-- Begin Given data --

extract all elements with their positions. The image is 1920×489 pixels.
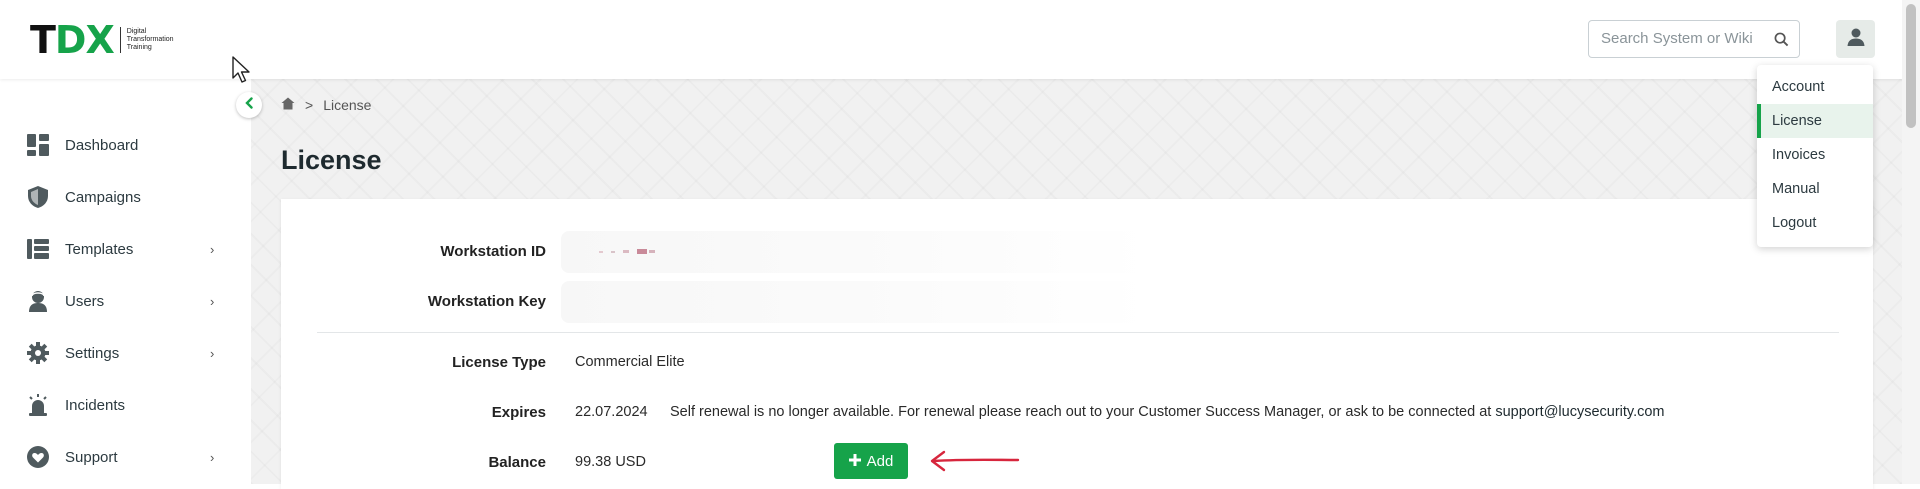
- annotation-arrow-icon: [930, 450, 1020, 472]
- tdx-logo[interactable]: TDX Digital Transformation Training: [30, 18, 174, 62]
- search-icon[interactable]: [1774, 32, 1789, 52]
- user-menu-button[interactable]: [1836, 20, 1875, 58]
- workstation-id-value[interactable]: [561, 231, 1151, 273]
- chevron-left-icon: [244, 96, 254, 114]
- menu-item-label: Invoices: [1772, 147, 1826, 163]
- balance-value: 99.38 USD: [575, 454, 646, 470]
- sidebar-item-settings[interactable]: Settings ›: [0, 327, 251, 379]
- expires-label: Expires: [491, 404, 546, 421]
- search-input[interactable]: [1599, 29, 1773, 48]
- expires-note: Self renewal is no longer available. For…: [670, 404, 1665, 420]
- menu-item-license[interactable]: License: [1757, 104, 1873, 138]
- sidebar-item-label: Users: [65, 292, 105, 310]
- sidebar: Dashboard Campaigns Templates › Users › …: [0, 79, 251, 484]
- logo-mark: TDX: [30, 18, 115, 62]
- sidebar-item-incidents[interactable]: Incidents: [0, 379, 251, 431]
- menu-item-invoices[interactable]: Invoices: [1757, 138, 1873, 172]
- workstation-key-value[interactable]: [561, 281, 1151, 323]
- add-button-label: Add: [866, 452, 894, 470]
- expires-note-text: Self renewal is no longer available. For…: [670, 404, 1492, 420]
- sidebar-item-label: Campaigns: [65, 188, 141, 206]
- menu-item-label: Manual: [1772, 181, 1820, 197]
- chevron-right-icon: ›: [210, 345, 215, 361]
- shield-icon: [26, 185, 50, 209]
- page-title: License: [281, 145, 382, 175]
- sidebar-item-campaigns[interactable]: Campaigns: [0, 171, 251, 223]
- logo-tagline: Digital Transformation Training: [126, 28, 174, 51]
- license-type-value: Commercial Elite: [575, 354, 685, 370]
- templates-icon: [26, 237, 50, 261]
- user-icon: [1846, 27, 1866, 52]
- workstation-key-label: Workstation Key: [427, 293, 546, 310]
- section-divider: [317, 332, 1839, 333]
- menu-item-label: Logout: [1772, 215, 1817, 231]
- breadcrumb-separator: >: [305, 97, 314, 113]
- users-icon: [26, 289, 50, 313]
- add-balance-button[interactable]: Add: [834, 443, 908, 479]
- chevron-right-icon: ›: [210, 241, 215, 257]
- menu-item-label: License: [1772, 113, 1822, 129]
- redacted-text-icon: [599, 249, 655, 254]
- top-header: TDX Digital Transformation Training: [0, 0, 1902, 79]
- sidebar-item-dashboard[interactable]: Dashboard: [0, 119, 251, 171]
- license-card: Workstation ID Workstation Key License T…: [281, 199, 1873, 489]
- sidebar-item-label: Templates: [65, 240, 134, 258]
- search-box[interactable]: [1588, 20, 1800, 58]
- chevron-right-icon: ›: [210, 293, 215, 309]
- support-email-link[interactable]: support@lucysecurity.com: [1495, 404, 1664, 420]
- dashboard-icon: [26, 133, 50, 157]
- expires-date: 22.07.2024: [575, 404, 648, 420]
- menu-item-logout[interactable]: Logout: [1757, 206, 1873, 240]
- chevron-right-icon: ›: [210, 449, 215, 465]
- alarm-icon: [26, 393, 50, 417]
- sidebar-item-templates[interactable]: Templates ›: [0, 223, 251, 275]
- user-dropdown-menu: Account License Invoices Manual Logout: [1757, 65, 1873, 247]
- menu-item-label: Account: [1772, 79, 1825, 95]
- mouse-cursor-icon: [232, 56, 250, 83]
- sidebar-item-label: Incidents: [65, 396, 126, 414]
- plus-icon: [848, 453, 861, 470]
- gear-icon: [26, 341, 50, 365]
- sidebar-item-users[interactable]: Users ›: [0, 275, 251, 327]
- scrollbar-thumb[interactable]: [1906, 4, 1916, 128]
- home-icon[interactable]: [281, 97, 295, 113]
- logo-divider: [119, 27, 121, 53]
- license-type-label: License Type: [452, 354, 546, 371]
- sidebar-item-support[interactable]: Support ›: [0, 431, 251, 483]
- sidebar-collapse-button[interactable]: [236, 92, 262, 118]
- workstation-id-label: Workstation ID: [440, 243, 546, 260]
- heart-bubble-icon: [26, 445, 50, 469]
- page-scrollbar[interactable]: [1902, 0, 1920, 484]
- breadcrumb-current: License: [323, 97, 372, 113]
- sidebar-item-label: Support: [65, 448, 118, 466]
- sidebar-item-label: Dashboard: [65, 136, 139, 154]
- breadcrumb: > License: [281, 97, 371, 113]
- menu-item-account[interactable]: Account: [1757, 70, 1873, 104]
- menu-item-manual[interactable]: Manual: [1757, 172, 1873, 206]
- sidebar-item-label: Settings: [65, 344, 120, 362]
- balance-label: Balance: [488, 454, 546, 471]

-- End Given data --

**Work to complete**: Copy out every line of the data above word for word, leaving out the pictures.

**Result of the task**:
extract all elements with their positions. The image is 1920×489 pixels.
- annotation-arrow-icon: [930, 450, 1020, 472]
- tdx-logo[interactable]: TDX Digital Transformation Training: [30, 18, 174, 62]
- search-icon[interactable]: [1774, 32, 1789, 52]
- user-menu-button[interactable]: [1836, 20, 1875, 58]
- workstation-id-value[interactable]: [561, 231, 1151, 273]
- chevron-left-icon: [244, 96, 254, 114]
- menu-item-label: Invoices: [1772, 147, 1826, 163]
- balance-value: 99.38 USD: [575, 454, 646, 470]
- sidebar-item-settings[interactable]: Settings ›: [0, 327, 251, 379]
- expires-label: Expires: [491, 404, 546, 421]
- search-input[interactable]: [1599, 29, 1773, 48]
- expires-note: Self renewal is no longer available. For…: [670, 404, 1665, 420]
- menu-item-license[interactable]: License: [1757, 104, 1873, 138]
- sidebar-item-label: Users: [65, 292, 105, 310]
- sidebar: Dashboard Campaigns Templates › Users › …: [0, 79, 251, 484]
- logo-mark: TDX: [30, 18, 115, 62]
- sidebar-item-incidents[interactable]: Incidents: [0, 379, 251, 431]
- menu-item-invoices[interactable]: Invoices: [1757, 138, 1873, 172]
- workstation-key-value[interactable]: [561, 281, 1151, 323]
- add-button-label: Add: [866, 452, 894, 470]
- expires-note-text: Self renewal is no longer available. For…: [670, 404, 1492, 420]
- sidebar-item-label: Campaigns: [65, 188, 141, 206]
- menu-item-label: Manual: [1772, 181, 1820, 197]
- chevron-right-icon: ›: [210, 345, 215, 361]
- shield-icon: [26, 185, 50, 209]
- page-title: License: [281, 145, 382, 175]
- sidebar-item-campaigns[interactable]: Campaigns: [0, 171, 251, 223]
- logo-tagline: Digital Transformation Training: [126, 28, 174, 51]
- license-type-value: Commercial Elite: [575, 354, 685, 370]
- templates-icon: [26, 237, 50, 261]
- user-icon: [1846, 27, 1866, 52]
- workstation-key-label: Workstation Key: [427, 293, 546, 310]
- section-divider: [317, 332, 1839, 333]
- menu-item-label: Logout: [1772, 215, 1817, 231]
- breadcrumb-separator: >: [305, 97, 314, 113]
- users-icon: [26, 289, 50, 313]
- add-balance-button[interactable]: Add: [834, 443, 908, 479]
- chevron-right-icon: ›: [210, 241, 215, 257]
- menu-item-label: License: [1772, 113, 1822, 129]
- redacted-text-icon: [599, 249, 655, 254]
- top-header: TDX Digital Transformation Training: [0, 0, 1902, 79]
- sidebar-item-dashboard[interactable]: Dashboard: [0, 119, 251, 171]
- license-card: Workstation ID Workstation Key License T…: [281, 199, 1873, 489]
- sidebar-item-label: Templates: [65, 240, 134, 258]
- search-box[interactable]: [1588, 20, 1800, 58]
- chevron-right-icon: ›: [210, 293, 215, 309]
- support-email-link[interactable]: support@lucysecurity.com: [1495, 404, 1664, 420]
- dashboard-icon: [26, 133, 50, 157]
- expires-date: 22.07.2024: [575, 404, 648, 420]
- menu-item-logout[interactable]: Logout: [1757, 206, 1873, 240]
- chevron-right-icon: ›: [210, 449, 215, 465]
- alarm-icon: [26, 393, 50, 417]
- sidebar-item-templates[interactable]: Templates ›: [0, 223, 251, 275]
- user-dropdown-menu: Account License Invoices Manual Logout: [1757, 65, 1873, 247]
- menu-item-label: Account: [1772, 79, 1825, 95]
- mouse-cursor-icon: [232, 56, 250, 83]
- sidebar-item-label: Incidents: [65, 396, 126, 414]
- plus-icon: [848, 453, 861, 470]
- gear-icon: [26, 341, 50, 365]
- sidebar-item-users[interactable]: Users ›: [0, 275, 251, 327]
- scrollbar-thumb[interactable]: [1906, 4, 1916, 128]
- home-icon[interactable]: [281, 97, 295, 113]
- logo-divider: [119, 27, 121, 53]
- license-type-label: License Type: [452, 354, 546, 371]
- sidebar-item-support[interactable]: Support ›: [0, 431, 251, 483]
- sidebar-collapse-button[interactable]: [236, 92, 262, 118]
- workstation-id-label: Workstation ID: [440, 243, 546, 260]
- heart-bubble-icon: [26, 445, 50, 469]
- page-scrollbar[interactable]: [1902, 0, 1920, 484]
- breadcrumb-current: License: [323, 97, 372, 113]
- sidebar-item-label: Support: [65, 448, 118, 466]
- sidebar-item-label: Dashboard: [65, 136, 139, 154]
- breadcrumb: > License: [281, 97, 371, 113]
- menu-item-account[interactable]: Account: [1757, 70, 1873, 104]
- menu-item-manual[interactable]: Manual: [1757, 172, 1873, 206]
- sidebar-item-label: Settings: [65, 344, 120, 362]
- balance-label: Balance: [488, 454, 546, 471]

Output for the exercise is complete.